What is asked: Can you write out the whole listing exactly?

◆ ◆ ◆

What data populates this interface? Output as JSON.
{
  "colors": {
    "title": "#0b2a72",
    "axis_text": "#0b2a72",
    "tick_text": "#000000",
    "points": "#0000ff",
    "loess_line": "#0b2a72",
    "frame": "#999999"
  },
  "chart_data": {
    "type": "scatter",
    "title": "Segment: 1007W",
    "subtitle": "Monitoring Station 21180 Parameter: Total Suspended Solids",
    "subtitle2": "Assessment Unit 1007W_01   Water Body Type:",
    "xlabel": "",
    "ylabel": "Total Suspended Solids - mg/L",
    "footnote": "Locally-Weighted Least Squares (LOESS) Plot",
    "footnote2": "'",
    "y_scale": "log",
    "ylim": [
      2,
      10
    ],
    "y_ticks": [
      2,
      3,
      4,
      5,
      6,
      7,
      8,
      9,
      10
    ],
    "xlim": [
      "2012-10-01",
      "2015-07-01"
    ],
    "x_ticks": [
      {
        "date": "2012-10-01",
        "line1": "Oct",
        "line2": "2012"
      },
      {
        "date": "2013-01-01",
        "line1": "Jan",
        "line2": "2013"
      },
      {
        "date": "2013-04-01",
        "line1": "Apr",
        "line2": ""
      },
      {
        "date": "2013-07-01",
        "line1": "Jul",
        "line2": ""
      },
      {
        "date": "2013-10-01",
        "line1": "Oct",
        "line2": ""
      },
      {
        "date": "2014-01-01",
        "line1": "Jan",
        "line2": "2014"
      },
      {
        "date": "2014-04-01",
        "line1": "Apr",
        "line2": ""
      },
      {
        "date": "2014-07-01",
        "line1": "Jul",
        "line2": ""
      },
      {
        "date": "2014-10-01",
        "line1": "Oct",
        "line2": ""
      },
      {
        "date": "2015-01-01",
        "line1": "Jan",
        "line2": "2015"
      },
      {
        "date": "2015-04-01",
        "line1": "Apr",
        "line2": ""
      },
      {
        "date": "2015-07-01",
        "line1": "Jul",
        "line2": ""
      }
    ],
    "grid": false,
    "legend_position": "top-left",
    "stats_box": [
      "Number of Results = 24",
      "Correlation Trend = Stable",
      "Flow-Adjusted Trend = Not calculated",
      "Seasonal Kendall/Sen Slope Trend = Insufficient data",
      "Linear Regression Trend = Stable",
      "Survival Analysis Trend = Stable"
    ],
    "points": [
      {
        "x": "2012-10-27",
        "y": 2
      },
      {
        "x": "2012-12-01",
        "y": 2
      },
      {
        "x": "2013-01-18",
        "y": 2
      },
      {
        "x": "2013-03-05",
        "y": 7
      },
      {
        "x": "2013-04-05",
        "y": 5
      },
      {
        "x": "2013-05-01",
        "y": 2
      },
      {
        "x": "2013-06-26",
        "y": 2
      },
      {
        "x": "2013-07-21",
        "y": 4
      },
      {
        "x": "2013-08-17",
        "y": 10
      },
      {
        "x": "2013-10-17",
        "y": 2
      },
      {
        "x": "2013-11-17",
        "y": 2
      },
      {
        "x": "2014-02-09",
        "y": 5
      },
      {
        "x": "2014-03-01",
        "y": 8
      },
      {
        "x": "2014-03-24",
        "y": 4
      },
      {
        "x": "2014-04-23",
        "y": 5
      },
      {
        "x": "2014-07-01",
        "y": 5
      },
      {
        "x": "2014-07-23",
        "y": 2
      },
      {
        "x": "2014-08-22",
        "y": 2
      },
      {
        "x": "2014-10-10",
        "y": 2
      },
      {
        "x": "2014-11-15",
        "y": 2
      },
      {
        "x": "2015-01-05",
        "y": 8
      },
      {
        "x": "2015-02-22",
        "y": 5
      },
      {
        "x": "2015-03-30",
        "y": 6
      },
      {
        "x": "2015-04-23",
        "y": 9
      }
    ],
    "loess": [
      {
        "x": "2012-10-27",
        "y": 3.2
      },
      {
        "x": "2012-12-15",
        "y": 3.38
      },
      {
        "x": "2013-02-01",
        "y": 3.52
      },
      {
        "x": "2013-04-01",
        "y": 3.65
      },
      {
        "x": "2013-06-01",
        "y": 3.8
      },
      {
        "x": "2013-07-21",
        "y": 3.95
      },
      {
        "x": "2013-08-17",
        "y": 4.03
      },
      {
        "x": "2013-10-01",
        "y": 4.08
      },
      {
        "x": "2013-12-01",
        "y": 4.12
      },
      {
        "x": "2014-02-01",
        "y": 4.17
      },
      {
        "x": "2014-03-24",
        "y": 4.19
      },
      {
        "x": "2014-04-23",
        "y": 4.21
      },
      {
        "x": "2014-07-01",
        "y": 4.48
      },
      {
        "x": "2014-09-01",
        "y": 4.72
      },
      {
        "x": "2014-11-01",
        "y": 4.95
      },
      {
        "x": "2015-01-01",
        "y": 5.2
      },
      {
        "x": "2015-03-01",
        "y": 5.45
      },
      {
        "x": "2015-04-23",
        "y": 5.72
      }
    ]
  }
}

◆ ◆ ◆

Finished answer:
What data populates this interface? Output as JSON.
{
  "colors": {
    "title": "#0b2a72",
    "axis_text": "#0b2a72",
    "tick_text": "#000000",
    "points": "#0000ff",
    "loess_line": "#0b2a72",
    "frame": "#999999"
  },
  "chart_data": {
    "type": "scatter",
    "title": "Segment: 1007W",
    "subtitle": "Monitoring Station 21180 Parameter: Total Suspended Solids",
    "subtitle2": "Assessment Unit 1007W_01   Water Body Type:",
    "xlabel": "",
    "ylabel": "Total Suspended Solids - mg/L",
    "footnote": "Locally-Weighted Least Squares (LOESS) Plot",
    "footnote2": "'",
    "y_scale": "log",
    "ylim": [
      2,
      10
    ],
    "y_ticks": [
      2,
      3,
      4,
      5,
      6,
      7,
      8,
      9,
      10
    ],
    "xlim": [
      "2012-10-01",
      "2015-07-01"
    ],
    "x_ticks": [
      {
        "date": "2012-10-01",
        "line1": "Oct",
        "line2": "2012"
      },
      {
        "date": "2013-01-01",
        "line1": "Jan",
        "line2": "2013"
      },
      {
        "date": "2013-04-01",
        "line1": "Apr",
        "line2": ""
      },
      {
        "date": "2013-07-01",
        "line1": "Jul",
        "line2": ""
      },
      {
        "date": "2013-10-01",
        "line1": "Oct",
        "line2": ""
      },
      {
        "date": "2014-01-01",
        "line1": "Jan",
        "line2": "2014"
      },
      {
        "date": "2014-04-01",
        "line1": "Apr",
        "line2": ""
      },
      {
        "date": "2014-07-01",
        "line1": "Jul",
        "line2": ""
      },
      {
        "date": "2014-10-01",
        "line1": "Oct",
        "line2": ""
      },
      {
        "date": "2015-01-01",
        "line1": "Jan",
        "line2": "2015"
      },
      {
        "date": "2015-04-01",
        "line1": "Apr",
        "line2": ""
      },
      {
        "date": "2015-07-01",
        "line1": "Jul",
        "line2": ""
      }
    ],
    "grid": false,
    "legend_position": "top-left",
    "stats_box": [
      "Number of Results = 24",
      "Correlation Trend = Stable",
      "Flow-Adjusted Trend = Not calculated",
      "Seasonal Kendall/Sen Slope Trend = Insufficient data",
      "Linear Regression Trend = Stable",
      "Survival Analysis Trend = Stable"
    ],
    "points": [
      {
        "x": "2012-10-27",
        "y": 2
      },
      {
        "x": "2012-12-01",
        "y": 2
      },
      {
        "x": "2013-01-18",
        "y": 2
      },
      {
        "x": "2013-03-05",
        "y": 7
      },
      {
        "x": "2013-04-05",
        "y": 5
      },
      {
        "x": "2013-05-01",
        "y": 2
      },
      {
        "x": "2013-06-26",
        "y": 2
      },
      {
        "x": "2013-07-21",
        "y": 4
      },
      {
        "x": "2013-08-17",
        "y": 10
      },
      {
        "x": "2013-10-17",
        "y": 2
      },
      {
        "x": "2013-11-17",
        "y": 2
      },
      {
        "x": "2014-02-09",
        "y": 5
      },
      {
        "x": "2014-03-01",
        "y": 8
      },
      {
        "x": "2014-03-24",
        "y": 4
      },
      {
        "x": "2014-04-23",
        "y": 5
      },
      {
        "x": "2014-07-01",
        "y": 5
      },
      {
        "x": "2014-07-23",
        "y": 2
      },
      {
        "x": "2014-08-22",
        "y": 2
      },
      {
        "x": "2014-10-10",
        "y": 2
      },
      {
        "x": "2014-11-15",
        "y": 2
      },
      {
        "x": "2015-01-05",
        "y": 8
      },
      {
        "x": "2015-02-22",
        "y": 5
      },
      {
        "x": "2015-03-30",
        "y": 6
      },
      {
        "x": "2015-04-23",
        "y": 9
      }
    ],
    "loess": [
      {
        "x": "2012-10-27",
        "y": 3.2
      },
      {
        "x": "2012-12-15",
        "y": 3.38
      },
      {
        "x": "2013-02-01",
        "y": 3.52
      },
      {
        "x": "2013-04-01",
        "y": 3.65
      },
      {
        "x": "2013-06-01",
        "y": 3.8
      },
      {
        "x": "2013-07-21",
        "y": 3.95
      },
      {
        "x": "2013-08-17",
        "y": 4.03
      },
      {
        "x": "2013-10-01",
        "y": 4.08
      },
      {
        "x": "2013-12-01",
        "y": 4.12
      },
      {
        "x": "2014-02-01",
        "y": 4.17
      },
      {
        "x": "2014-03-24",
        "y": 4.19
      },
      {
        "x": "2014-04-23",
        "y": 4.21
      },
      {
        "x": "2014-07-01",
        "y": 4.48
      },
      {
        "x": "2014-09-01",
        "y": 4.72
      },
      {
        "x": "2014-11-01",
        "y": 4.95
      },
      {
        "x": "2015-01-01",
        "y": 5.2
      },
      {
        "x": "2015-03-01",
        "y": 5.45
      },
      {
        "x": "2015-04-23",
        "y": 5.72
      }
    ]
  }
}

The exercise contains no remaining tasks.